_EXERCISE PROMPT_. Pick out all lines in the listing holding the string "range" and copy them.

### RECORDED INFORMATION ###

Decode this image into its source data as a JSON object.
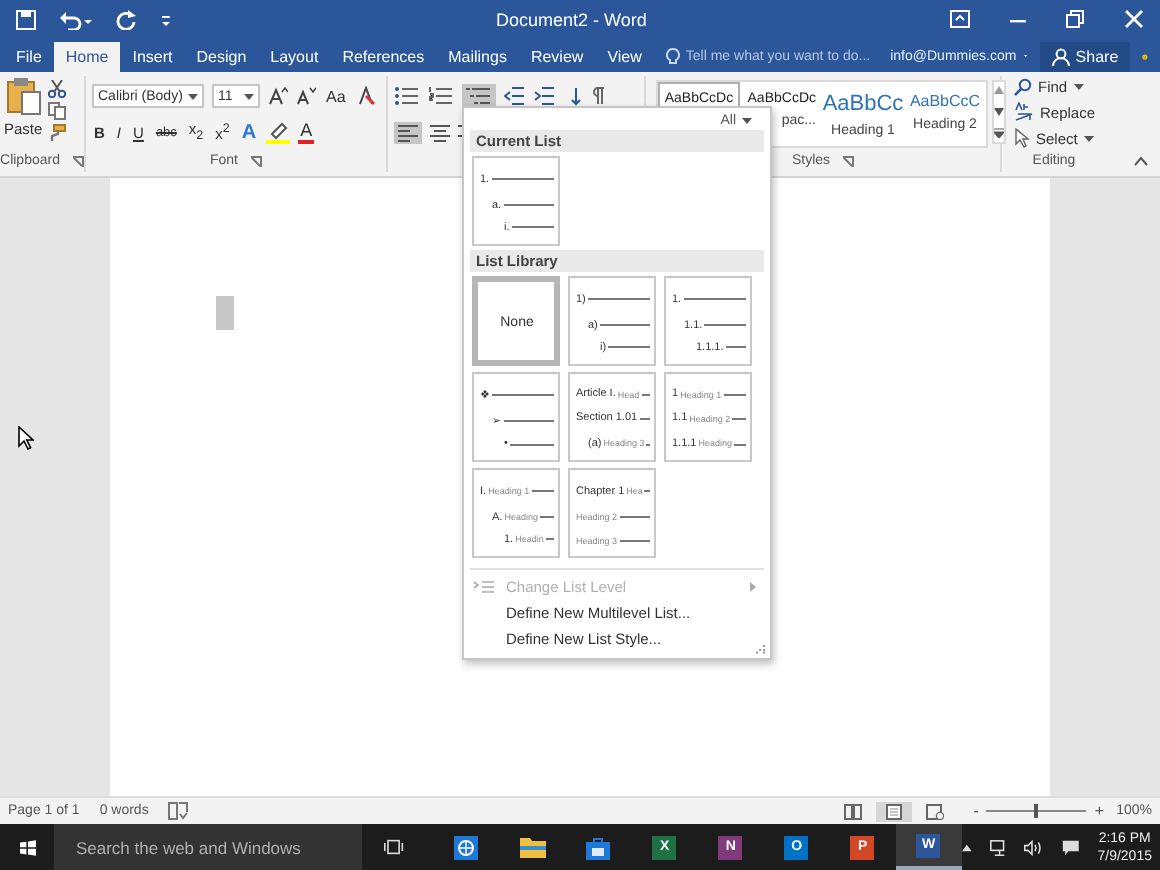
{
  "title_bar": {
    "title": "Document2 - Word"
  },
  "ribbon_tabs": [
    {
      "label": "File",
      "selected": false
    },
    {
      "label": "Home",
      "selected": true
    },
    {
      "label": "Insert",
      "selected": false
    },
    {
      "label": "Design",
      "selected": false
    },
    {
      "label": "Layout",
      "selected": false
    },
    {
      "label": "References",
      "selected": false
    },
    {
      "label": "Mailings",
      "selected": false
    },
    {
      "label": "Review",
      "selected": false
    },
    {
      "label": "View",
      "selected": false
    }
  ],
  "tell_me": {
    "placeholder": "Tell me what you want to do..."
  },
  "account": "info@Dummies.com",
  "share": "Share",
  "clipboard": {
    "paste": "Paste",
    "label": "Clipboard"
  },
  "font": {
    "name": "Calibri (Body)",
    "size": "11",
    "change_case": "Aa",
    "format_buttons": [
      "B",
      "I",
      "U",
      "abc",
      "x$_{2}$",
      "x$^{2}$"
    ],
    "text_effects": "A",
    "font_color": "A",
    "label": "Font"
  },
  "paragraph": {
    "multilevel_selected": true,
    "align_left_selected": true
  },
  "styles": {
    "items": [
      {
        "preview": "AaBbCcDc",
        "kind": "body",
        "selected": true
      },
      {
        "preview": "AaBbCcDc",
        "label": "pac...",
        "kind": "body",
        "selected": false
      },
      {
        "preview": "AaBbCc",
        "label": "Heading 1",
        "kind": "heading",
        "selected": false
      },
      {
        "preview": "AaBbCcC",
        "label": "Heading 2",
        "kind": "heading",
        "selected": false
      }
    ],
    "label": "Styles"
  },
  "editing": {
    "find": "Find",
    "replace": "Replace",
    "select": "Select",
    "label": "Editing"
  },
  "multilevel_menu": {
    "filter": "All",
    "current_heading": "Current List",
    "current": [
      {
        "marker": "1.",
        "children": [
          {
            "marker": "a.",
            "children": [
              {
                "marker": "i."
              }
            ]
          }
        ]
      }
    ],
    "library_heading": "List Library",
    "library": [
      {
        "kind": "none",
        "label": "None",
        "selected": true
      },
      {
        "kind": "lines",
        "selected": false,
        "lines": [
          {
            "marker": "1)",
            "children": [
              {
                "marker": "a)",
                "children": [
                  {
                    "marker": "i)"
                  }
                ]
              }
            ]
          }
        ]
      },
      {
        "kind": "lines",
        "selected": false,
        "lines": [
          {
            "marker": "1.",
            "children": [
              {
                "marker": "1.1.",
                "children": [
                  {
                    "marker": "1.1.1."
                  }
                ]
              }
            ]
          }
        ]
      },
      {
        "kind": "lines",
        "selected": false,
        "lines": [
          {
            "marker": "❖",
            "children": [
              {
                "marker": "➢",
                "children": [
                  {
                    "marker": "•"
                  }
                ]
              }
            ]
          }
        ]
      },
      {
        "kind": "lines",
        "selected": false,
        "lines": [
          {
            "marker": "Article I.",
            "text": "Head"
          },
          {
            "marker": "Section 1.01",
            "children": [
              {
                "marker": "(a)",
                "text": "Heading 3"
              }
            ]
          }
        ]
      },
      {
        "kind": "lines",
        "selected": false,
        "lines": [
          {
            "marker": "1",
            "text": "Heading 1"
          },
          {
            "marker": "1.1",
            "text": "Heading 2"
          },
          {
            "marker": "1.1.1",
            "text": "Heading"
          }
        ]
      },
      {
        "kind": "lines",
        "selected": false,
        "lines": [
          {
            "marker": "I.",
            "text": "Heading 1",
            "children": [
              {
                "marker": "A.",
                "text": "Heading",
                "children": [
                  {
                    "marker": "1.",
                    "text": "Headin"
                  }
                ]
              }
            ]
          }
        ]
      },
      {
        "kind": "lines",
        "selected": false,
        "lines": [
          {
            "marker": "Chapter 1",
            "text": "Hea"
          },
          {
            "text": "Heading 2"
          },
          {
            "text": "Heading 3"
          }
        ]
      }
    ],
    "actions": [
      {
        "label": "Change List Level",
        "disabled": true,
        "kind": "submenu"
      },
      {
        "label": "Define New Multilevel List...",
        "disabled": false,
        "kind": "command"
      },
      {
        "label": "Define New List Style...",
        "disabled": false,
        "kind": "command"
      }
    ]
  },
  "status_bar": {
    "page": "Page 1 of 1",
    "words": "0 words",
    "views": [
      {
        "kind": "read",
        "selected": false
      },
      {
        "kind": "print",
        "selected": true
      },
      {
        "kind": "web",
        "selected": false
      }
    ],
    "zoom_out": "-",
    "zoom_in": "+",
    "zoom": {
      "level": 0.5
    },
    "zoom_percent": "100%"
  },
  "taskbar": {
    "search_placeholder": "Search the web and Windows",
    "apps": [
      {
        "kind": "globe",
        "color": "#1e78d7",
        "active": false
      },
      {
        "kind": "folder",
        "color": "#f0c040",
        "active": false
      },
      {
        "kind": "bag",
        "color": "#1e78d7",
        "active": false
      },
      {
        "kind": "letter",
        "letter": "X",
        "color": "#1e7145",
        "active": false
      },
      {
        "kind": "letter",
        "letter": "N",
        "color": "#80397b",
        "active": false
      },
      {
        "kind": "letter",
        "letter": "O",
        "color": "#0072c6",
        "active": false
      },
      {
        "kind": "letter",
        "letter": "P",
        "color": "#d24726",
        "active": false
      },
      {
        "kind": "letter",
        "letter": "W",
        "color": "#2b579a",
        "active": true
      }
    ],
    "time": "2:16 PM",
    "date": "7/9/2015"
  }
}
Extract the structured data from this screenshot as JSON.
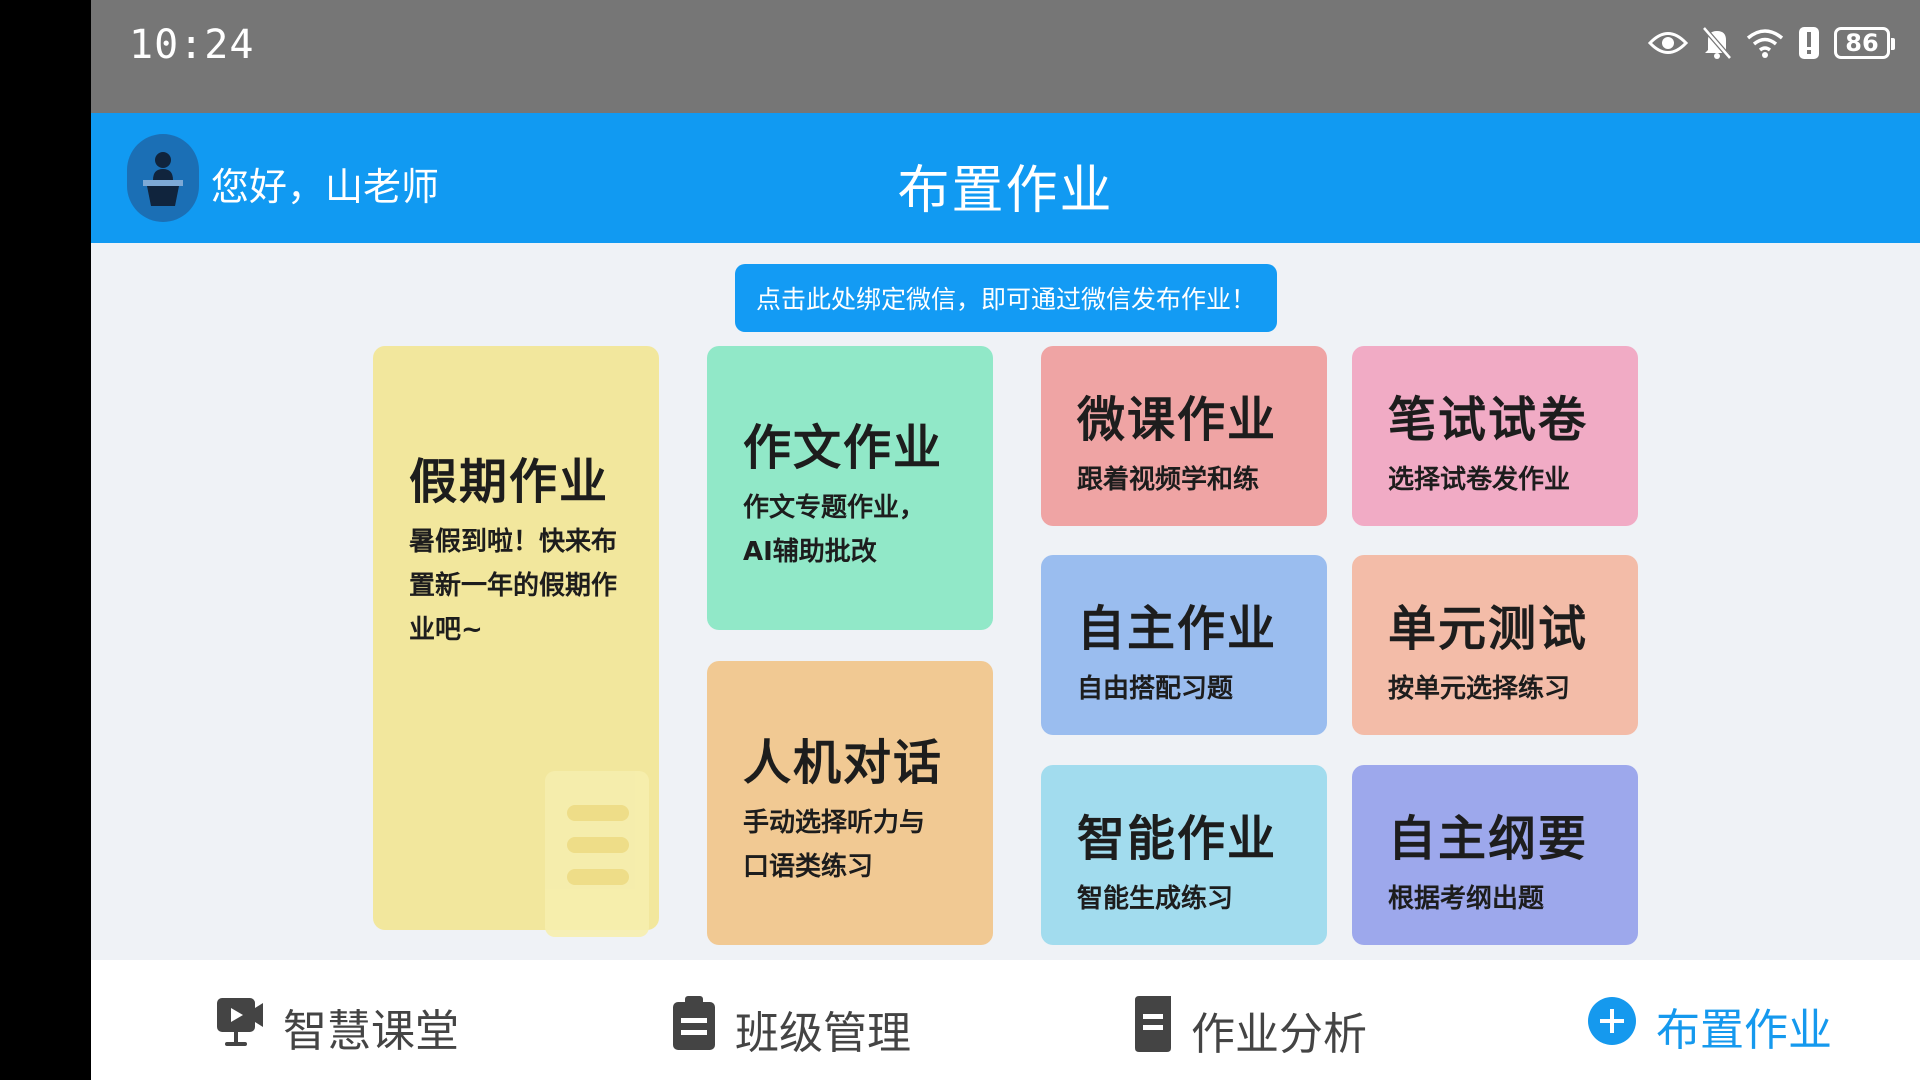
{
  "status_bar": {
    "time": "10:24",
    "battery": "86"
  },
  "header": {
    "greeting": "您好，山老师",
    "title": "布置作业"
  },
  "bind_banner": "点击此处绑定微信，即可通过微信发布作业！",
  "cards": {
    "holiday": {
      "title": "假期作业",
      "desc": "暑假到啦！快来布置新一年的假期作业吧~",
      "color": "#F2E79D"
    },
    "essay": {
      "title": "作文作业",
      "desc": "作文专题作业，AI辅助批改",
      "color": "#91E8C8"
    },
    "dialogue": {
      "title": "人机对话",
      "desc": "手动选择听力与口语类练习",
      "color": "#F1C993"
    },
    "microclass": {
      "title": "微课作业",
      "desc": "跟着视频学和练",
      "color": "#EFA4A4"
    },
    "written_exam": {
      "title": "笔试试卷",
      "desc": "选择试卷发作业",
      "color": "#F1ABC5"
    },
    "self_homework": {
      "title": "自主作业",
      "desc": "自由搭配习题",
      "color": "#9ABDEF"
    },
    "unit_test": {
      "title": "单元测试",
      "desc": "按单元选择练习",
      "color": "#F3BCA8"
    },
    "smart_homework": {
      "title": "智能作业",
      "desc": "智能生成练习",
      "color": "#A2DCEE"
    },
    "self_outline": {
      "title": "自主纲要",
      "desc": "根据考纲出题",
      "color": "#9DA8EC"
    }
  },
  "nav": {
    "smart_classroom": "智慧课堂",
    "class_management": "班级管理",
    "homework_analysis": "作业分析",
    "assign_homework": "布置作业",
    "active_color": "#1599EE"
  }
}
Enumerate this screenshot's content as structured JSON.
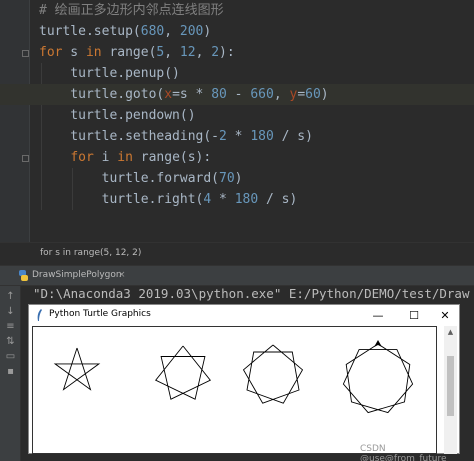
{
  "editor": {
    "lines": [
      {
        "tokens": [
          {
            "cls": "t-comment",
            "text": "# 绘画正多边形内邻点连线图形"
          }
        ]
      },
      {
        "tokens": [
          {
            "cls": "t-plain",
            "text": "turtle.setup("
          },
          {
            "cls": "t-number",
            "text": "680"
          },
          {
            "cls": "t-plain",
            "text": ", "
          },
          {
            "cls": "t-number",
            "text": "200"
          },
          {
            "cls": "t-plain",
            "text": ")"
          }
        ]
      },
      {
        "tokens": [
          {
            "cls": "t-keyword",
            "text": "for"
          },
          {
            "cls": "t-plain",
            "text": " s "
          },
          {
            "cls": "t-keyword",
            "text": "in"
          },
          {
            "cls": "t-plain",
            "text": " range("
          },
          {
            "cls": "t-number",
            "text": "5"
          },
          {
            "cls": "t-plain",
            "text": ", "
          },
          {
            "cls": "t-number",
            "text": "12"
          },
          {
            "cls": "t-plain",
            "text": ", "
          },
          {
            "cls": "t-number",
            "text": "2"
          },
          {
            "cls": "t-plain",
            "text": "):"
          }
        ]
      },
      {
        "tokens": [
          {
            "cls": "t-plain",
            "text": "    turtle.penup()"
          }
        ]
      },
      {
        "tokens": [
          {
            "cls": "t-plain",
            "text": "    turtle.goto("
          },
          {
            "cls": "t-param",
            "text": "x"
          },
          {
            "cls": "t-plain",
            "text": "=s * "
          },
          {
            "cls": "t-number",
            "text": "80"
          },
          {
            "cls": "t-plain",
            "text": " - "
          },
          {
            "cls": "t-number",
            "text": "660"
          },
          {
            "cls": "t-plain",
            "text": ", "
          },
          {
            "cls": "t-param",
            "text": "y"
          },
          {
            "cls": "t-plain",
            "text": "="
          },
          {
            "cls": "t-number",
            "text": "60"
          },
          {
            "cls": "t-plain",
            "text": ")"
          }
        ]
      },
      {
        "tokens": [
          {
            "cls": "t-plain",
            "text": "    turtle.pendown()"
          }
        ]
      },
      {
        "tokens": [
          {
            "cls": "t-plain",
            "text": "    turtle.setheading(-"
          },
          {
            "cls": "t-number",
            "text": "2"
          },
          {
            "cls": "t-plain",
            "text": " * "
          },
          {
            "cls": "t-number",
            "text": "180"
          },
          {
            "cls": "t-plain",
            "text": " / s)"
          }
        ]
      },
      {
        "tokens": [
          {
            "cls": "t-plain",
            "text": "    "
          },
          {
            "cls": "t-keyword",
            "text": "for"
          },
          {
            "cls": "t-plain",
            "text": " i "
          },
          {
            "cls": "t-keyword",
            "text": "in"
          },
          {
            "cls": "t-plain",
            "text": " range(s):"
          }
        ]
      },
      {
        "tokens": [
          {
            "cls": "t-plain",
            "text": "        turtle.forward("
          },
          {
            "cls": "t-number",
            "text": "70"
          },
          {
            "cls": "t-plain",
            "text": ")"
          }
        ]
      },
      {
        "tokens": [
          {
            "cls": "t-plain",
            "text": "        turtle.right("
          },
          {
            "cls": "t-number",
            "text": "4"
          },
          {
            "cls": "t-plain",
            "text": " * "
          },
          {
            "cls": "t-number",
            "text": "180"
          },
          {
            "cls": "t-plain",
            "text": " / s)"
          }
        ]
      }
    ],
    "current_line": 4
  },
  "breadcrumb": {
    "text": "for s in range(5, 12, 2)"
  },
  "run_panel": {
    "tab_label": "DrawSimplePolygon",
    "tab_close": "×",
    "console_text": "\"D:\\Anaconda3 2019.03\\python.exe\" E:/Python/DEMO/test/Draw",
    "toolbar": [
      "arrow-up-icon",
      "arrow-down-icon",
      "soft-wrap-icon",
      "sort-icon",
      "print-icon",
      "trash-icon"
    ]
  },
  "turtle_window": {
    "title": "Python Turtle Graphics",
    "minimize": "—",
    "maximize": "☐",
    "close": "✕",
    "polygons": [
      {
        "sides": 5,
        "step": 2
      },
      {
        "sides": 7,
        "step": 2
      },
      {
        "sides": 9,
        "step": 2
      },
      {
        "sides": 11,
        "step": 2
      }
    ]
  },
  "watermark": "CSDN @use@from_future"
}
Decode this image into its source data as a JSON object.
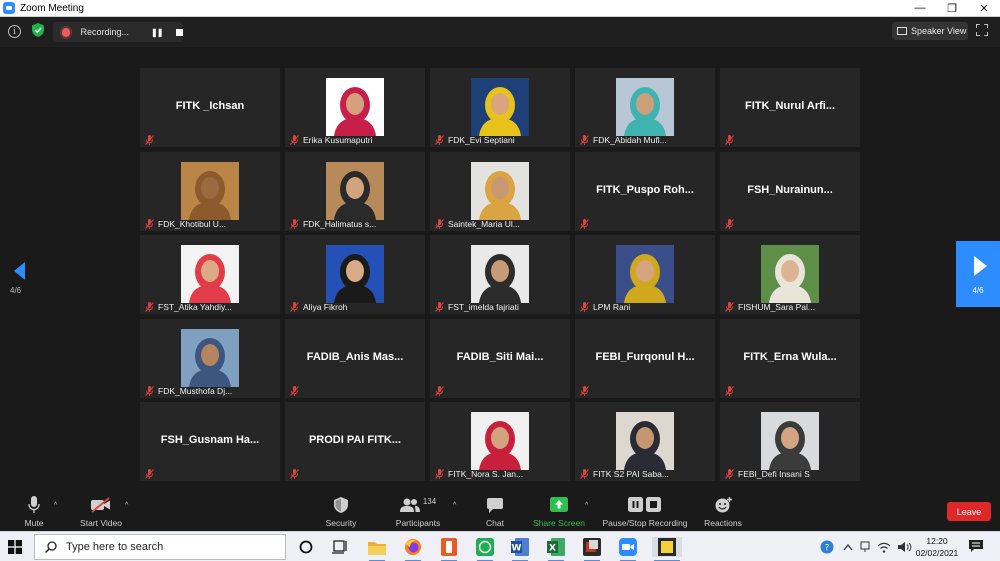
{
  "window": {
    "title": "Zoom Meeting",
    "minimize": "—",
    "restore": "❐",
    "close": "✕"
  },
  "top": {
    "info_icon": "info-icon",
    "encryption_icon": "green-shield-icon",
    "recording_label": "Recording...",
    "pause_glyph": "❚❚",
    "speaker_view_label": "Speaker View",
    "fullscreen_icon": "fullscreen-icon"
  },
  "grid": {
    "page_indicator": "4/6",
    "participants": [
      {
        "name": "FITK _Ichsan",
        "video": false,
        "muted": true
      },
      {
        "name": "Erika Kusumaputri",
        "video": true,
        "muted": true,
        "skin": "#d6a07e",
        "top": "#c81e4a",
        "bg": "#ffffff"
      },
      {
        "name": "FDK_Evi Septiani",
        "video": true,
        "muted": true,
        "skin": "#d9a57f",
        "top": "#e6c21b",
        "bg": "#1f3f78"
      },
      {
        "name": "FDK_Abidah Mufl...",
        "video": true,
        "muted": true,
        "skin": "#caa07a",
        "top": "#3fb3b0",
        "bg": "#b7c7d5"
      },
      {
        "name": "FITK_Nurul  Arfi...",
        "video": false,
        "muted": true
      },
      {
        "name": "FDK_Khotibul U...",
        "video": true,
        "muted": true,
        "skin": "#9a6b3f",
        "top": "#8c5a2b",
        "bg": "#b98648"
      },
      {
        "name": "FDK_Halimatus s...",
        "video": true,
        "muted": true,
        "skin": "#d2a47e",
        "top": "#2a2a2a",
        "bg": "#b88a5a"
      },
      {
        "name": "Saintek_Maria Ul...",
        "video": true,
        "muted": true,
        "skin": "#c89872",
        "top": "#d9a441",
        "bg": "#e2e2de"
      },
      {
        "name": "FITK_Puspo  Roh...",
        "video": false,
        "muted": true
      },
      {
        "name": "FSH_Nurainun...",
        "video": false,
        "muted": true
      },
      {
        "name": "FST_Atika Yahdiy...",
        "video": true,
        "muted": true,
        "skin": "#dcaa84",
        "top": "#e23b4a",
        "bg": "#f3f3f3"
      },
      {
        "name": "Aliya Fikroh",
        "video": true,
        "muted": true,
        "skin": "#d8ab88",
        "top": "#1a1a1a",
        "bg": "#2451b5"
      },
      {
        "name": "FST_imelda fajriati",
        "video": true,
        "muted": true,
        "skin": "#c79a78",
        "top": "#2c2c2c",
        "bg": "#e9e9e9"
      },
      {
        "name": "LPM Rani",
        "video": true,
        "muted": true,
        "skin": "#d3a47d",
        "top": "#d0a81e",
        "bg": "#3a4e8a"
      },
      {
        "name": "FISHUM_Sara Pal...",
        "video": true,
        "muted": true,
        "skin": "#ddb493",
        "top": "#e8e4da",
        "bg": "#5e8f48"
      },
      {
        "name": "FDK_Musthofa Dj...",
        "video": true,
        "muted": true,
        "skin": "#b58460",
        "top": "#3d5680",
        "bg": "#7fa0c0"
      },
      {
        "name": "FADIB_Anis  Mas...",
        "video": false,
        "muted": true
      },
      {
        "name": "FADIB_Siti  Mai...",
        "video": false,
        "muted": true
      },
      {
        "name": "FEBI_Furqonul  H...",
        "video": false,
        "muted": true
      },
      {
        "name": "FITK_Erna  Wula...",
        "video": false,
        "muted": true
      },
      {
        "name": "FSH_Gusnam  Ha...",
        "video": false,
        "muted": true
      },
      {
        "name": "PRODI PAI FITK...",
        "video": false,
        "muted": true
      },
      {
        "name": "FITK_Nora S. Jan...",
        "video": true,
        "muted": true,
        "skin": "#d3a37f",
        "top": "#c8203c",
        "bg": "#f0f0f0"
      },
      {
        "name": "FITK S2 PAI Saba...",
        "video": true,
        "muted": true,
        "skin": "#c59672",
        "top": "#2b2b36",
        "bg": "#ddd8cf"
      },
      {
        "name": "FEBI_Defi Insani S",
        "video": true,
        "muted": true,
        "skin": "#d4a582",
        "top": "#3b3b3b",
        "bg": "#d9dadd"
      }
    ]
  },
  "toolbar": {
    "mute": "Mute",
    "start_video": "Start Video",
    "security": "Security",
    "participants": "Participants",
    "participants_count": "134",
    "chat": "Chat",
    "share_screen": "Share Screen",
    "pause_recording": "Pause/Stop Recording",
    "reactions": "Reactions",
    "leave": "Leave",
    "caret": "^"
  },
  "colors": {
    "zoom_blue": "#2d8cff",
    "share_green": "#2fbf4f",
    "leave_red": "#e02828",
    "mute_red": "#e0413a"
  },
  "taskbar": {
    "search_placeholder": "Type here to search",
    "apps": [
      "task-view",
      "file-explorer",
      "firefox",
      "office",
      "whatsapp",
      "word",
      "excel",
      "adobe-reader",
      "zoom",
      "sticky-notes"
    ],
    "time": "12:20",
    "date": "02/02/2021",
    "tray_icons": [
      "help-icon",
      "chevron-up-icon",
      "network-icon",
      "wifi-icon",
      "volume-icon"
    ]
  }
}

###

_ANSWER BELOW_.
            "text": " range("
            "text": " range(s):"
    "text": "for s in range(5, 12, 2)"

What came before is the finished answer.